- **Prompt 1**
Transcribe the part of the Wikiart dataset thread starting with "(David Pfahler) #1" and going on through "be much appreciated.".

--- start of Selected text ---

The Wikiart dataset

(David Pfahler) #1

I want to go for a rather challenging dataset and have stumbled upon the wikiart.org dataset. It is the biggest dataset of paintings and has been in use in some papers. However, I cannot for the life of me find a way to download it fast.

What I have tried:

  • Download a version of the Wikiart Dataset used by Chan et al in their ArtGAN paper presented at ICIP2016 presented on their GitHub repository; Problem: extremely slow download speeds (300KB/s)
  • Use the Wikiart Retriever by Lucas David. Also seems to take forever (ran for several hours) and I am not sure it had downloaded any images by that point.

I cannot find a way to download the dataset from wikiart.org directly. Any help would be much appreciated.

2 Likes

(Benoit) #2

For me, right now, the download speed of http://www.cs-chan.com/source/ICIP2017/wikiart.zip is around 900 kB/s and will took 7h.
It may depend on the time of the day and the load of the server.

0 Likes

(David Pfahler) #3

So that is the best / only way to download the dataset, then?

0 Likes

(Michal Wawrzyniuk) #4

Try

wget -c <your download url>

It will always start download from last point

M

1 Like

(Cedric Chee) #5

I don’t know the best way. For me, I usually start with cURL. If the download is slow (~KiB/s), I switch to aria2. aria2 is an ultra fast download manager. I download the file directly to my AWS VM. So, this is using AWS fast down/uplink network and the download speed is ~20MiB/s. The ETA of the file is 19 minutes.

--- end of Selected text ---
--- start of Material for this exercise ---

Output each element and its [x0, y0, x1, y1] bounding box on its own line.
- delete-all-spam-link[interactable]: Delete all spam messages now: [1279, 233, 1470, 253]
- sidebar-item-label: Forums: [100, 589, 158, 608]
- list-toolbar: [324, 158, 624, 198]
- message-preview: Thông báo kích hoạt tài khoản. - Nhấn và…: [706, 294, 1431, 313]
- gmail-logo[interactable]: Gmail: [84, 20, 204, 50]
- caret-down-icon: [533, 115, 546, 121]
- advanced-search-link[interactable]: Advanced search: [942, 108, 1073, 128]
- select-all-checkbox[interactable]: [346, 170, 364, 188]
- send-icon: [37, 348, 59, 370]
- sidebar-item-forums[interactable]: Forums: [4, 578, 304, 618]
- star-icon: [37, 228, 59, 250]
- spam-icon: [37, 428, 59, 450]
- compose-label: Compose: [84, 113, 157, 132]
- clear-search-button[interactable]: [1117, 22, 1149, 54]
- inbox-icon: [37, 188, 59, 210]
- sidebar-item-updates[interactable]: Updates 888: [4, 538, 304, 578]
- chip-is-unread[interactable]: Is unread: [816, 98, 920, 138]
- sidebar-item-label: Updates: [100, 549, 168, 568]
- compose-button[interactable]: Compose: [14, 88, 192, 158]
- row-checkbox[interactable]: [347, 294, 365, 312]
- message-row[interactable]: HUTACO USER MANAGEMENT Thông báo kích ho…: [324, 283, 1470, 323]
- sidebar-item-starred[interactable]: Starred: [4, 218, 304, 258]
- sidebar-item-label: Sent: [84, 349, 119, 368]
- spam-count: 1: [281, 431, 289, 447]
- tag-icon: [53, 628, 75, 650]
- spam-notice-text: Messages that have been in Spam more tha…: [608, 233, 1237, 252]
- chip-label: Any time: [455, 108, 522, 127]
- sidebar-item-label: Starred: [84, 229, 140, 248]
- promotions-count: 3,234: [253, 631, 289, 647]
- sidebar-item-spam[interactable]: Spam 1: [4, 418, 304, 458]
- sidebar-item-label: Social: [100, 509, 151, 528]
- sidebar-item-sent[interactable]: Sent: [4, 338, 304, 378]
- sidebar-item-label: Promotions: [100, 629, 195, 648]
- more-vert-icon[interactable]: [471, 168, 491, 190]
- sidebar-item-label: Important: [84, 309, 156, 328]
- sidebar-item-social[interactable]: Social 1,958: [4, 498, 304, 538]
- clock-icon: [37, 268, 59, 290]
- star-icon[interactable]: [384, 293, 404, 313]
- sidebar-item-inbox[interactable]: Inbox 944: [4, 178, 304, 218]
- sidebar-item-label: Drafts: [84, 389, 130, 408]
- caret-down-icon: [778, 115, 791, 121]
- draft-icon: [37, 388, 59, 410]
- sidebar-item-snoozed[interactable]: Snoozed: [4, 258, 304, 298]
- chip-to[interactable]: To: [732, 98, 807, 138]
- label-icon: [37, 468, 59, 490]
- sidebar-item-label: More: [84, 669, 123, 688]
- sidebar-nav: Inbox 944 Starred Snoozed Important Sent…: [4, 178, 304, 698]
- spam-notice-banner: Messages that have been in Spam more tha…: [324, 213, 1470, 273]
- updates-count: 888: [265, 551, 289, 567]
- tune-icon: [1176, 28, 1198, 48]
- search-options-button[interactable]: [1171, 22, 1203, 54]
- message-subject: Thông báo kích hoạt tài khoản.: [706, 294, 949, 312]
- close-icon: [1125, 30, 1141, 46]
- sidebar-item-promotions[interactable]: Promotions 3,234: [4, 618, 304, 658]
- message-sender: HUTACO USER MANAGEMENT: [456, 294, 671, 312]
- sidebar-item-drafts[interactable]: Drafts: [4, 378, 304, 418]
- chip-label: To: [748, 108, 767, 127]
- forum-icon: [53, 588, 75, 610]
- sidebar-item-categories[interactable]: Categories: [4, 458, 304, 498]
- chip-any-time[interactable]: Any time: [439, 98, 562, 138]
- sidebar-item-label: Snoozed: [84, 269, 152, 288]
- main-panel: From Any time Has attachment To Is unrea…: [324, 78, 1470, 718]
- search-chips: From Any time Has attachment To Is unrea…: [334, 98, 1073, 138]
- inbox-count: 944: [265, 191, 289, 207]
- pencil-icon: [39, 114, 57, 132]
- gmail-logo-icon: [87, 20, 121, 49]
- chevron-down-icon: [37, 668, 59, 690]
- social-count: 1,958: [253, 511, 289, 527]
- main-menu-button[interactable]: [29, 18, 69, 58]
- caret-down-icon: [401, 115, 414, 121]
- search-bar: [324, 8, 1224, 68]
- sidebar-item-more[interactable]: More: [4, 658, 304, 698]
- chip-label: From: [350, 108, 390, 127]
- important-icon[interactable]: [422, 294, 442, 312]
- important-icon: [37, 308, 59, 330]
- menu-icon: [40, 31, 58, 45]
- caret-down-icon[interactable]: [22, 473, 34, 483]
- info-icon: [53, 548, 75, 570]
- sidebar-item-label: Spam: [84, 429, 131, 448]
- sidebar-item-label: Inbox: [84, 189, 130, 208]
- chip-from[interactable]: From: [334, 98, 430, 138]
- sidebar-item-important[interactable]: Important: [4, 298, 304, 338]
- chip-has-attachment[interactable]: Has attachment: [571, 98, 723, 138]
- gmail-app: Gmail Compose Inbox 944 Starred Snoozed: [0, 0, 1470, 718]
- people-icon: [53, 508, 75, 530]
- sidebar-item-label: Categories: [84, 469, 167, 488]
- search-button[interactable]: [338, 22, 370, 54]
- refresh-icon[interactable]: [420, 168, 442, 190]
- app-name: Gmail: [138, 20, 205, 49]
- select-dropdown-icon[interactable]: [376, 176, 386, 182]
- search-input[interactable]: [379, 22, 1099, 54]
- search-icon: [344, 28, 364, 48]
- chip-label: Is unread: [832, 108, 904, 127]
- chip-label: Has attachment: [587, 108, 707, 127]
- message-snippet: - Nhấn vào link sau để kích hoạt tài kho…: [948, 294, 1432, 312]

--- end of Material for this exercise ---

- **Prompt 2**
Rewrite the records from their first line through the line with "- spam-notice-text: Messages", changing "Advanced search" to "Search options" and leaving everything else unchanged. Give only those lines.

- **Task output 1**
(David Pfahler) #1

I want to go for a rather challenging dataset and have stumbled upon the wikiart.org dataset. It is the biggest dataset of paintings and has been in use in some papers. However, I cannot for the life of me find a way to download it fast.

What I have tried:

  • Download a version of the Wikiart Dataset used by Chan et al in their ArtGAN paper presented at ICIP2016 presented on their GitHub repository; Problem: extremely slow download speeds (300KB/s)
  • Use the Wikiart Retriever by Lucas David. Also seems to take forever (ran for several hours) and I am not sure it had downloaded any images by that point.

I cannot find a way to download the dataset from wikiart.org directly. Any help would be much appreciated.

- **Task output 2**
Output each element and its [x0, y0, x1, y1] bounding box on its own line.
- delete-all-spam-link[interactable]: Delete all spam messages now: [1279, 233, 1470, 253]
- sidebar-item-label: Forums: [100, 589, 158, 608]
- list-toolbar: [324, 158, 624, 198]
- message-preview: Thông báo kích hoạt tài khoản. - Nhấn và…: [706, 294, 1431, 313]
- gmail-logo[interactable]: Gmail: [84, 20, 204, 50]
- caret-down-icon: [533, 115, 546, 121]
- advanced-search-link[interactable]: Search options: [942, 108, 1073, 128]
- select-all-checkbox[interactable]: [346, 170, 364, 188]
- send-icon: [37, 348, 59, 370]
- sidebar-item-forums[interactable]: Forums: [4, 578, 304, 618]
- star-icon: [37, 228, 59, 250]
- spam-icon: [37, 428, 59, 450]
- compose-label: Compose: [84, 113, 157, 132]
- clear-search-button[interactable]: [1117, 22, 1149, 54]
- inbox-icon: [37, 188, 59, 210]
- sidebar-item-updates[interactable]: Updates 888: [4, 538, 304, 578]
- chip-is-unread[interactable]: Is unread: [816, 98, 920, 138]
- sidebar-item-label: Updates: [100, 549, 168, 568]
- compose-button[interactable]: Compose: [14, 88, 192, 158]
- row-checkbox[interactable]: [347, 294, 365, 312]
- message-row[interactable]: HUTACO USER MANAGEMENT Thông báo kích ho…: [324, 283, 1470, 323]
- sidebar-item-starred[interactable]: Starred: [4, 218, 304, 258]
- sidebar-item-label: Sent: [84, 349, 119, 368]
- spam-count: 1: [281, 431, 289, 447]
- tag-icon: [53, 628, 75, 650]
- spam-notice-text: Messages that have been in Spam more tha…: [608, 233, 1237, 252]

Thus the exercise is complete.